* **TASK DESCRIPTION**: Return, word for word, every line that follows.

* **TASK INPUT**:

* * * * *

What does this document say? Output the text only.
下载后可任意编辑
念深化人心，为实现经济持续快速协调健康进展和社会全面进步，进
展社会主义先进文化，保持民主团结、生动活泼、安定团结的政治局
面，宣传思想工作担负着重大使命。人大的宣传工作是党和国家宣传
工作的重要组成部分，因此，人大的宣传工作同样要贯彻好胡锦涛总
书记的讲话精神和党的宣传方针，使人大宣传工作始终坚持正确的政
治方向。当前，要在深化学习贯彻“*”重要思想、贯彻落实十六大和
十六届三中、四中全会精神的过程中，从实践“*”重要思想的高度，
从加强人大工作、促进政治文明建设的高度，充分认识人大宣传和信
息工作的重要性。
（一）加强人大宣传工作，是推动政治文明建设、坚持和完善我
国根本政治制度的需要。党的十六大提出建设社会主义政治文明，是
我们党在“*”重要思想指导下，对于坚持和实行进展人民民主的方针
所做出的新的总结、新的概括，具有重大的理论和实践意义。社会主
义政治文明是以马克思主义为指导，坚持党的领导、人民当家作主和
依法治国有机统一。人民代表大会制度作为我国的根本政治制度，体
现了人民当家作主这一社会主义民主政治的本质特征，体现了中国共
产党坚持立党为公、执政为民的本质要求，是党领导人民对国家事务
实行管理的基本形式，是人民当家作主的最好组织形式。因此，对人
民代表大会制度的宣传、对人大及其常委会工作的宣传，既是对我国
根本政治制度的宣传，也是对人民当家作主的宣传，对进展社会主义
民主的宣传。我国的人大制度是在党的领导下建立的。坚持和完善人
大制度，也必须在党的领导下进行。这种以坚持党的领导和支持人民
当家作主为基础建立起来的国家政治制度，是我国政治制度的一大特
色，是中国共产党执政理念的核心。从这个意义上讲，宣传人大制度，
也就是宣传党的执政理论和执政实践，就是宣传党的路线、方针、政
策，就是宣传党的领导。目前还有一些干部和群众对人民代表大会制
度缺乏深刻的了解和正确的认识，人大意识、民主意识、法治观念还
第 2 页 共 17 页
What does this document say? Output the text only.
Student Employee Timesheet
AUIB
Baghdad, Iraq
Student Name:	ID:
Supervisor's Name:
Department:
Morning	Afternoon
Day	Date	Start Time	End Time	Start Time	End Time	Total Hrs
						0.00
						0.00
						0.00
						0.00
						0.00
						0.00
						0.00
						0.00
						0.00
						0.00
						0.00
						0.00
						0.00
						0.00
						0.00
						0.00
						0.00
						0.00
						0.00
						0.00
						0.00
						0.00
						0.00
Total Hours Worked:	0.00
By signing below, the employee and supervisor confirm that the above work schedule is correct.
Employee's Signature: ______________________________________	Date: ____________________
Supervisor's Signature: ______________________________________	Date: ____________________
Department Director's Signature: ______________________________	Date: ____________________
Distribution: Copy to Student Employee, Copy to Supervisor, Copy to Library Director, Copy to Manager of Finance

* * * * *

* **FULL OUTPUT**:
What does this document say? Output the text only.
下载后可任意编辑
念深化人心，为实现经济持续快速协调健康进展和社会全面进步，进
展社会主义先进文化，保持民主团结、生动活泼、安定团结的政治局
面，宣传思想工作担负着重大使命。人大的宣传工作是党和国家宣传
工作的重要组成部分，因此，人大的宣传工作同样要贯彻好胡锦涛总
书记的讲话精神和党的宣传方针，使人大宣传工作始终坚持正确的政
治方向。当前，要在深化学习贯彻“*”重要思想、贯彻落实十六大和
十六届三中、四中全会精神的过程中，从实践“*”重要思想的高度，
从加强人大工作、促进政治文明建设的高度，充分认识人大宣传和信
息工作的重要性。
（一）加强人大宣传工作，是推动政治文明建设、坚持和完善我
国根本政治制度的需要。党的十六大提出建设社会主义政治文明，是
我们党在“*”重要思想指导下，对于坚持和实行进展人民民主的方针
所做出的新的总结、新的概括，具有重大的理论和实践意义。社会主
义政治文明是以马克思主义为指导，坚持党的领导、人民当家作主和
依法治国有机统一。人民代表大会制度作为我国的根本政治制度，体
现了人民当家作主这一社会主义民主政治的本质特征，体现了中国共
产党坚持立党为公、执政为民的本质要求，是党领导人民对国家事务
实行管理的基本形式，是人民当家作主的最好组织形式。因此，对人
民代表大会制度的宣传、对人大及其常委会工作的宣传，既是对我国
根本政治制度的宣传，也是对人民当家作主的宣传，对进展社会主义
民主的宣传。我国的人大制度是在党的领导下建立的。坚持和完善人
大制度，也必须在党的领导下进行。这种以坚持党的领导和支持人民
当家作主为基础建立起来的国家政治制度，是我国政治制度的一大特
色，是中国共产党执政理念的核心。从这个意义上讲，宣传人大制度，
也就是宣传党的执政理论和执政实践，就是宣传党的路线、方针、政
策，就是宣传党的领导。目前还有一些干部和群众对人民代表大会制
度缺乏深刻的了解和正确的认识，人大意识、民主意识、法治观念还
第 2 页 共 17 页
What does this document say? Output the text only.
Student Employee Timesheet
AUIB
Baghdad, Iraq
Student Name:	ID:
Supervisor's Name:
Department:
Morning	Afternoon
Day	Date	Start Time	End Time	Start Time	End Time	Total Hrs
						0.00
						0.00
						0.00
						0.00
						0.00
						0.00
						0.00
						0.00
						0.00
						0.00
						0.00
						0.00
						0.00
						0.00
						0.00
						0.00
						0.00
						0.00
						0.00
						0.00
						0.00
						0.00
						0.00
Total Hours Worked:	0.00
By signing below, the employee and supervisor confirm that the above work schedule is correct.
Employee's Signature: ______________________________________	Date: ____________________
Supervisor's Signature: ______________________________________	Date: ____________________
Department Director's Signature: ______________________________	Date: ____________________
Distribution: Copy to Student Employee, Copy to Supervisor, Copy to Library Director, Copy to Manager of Finance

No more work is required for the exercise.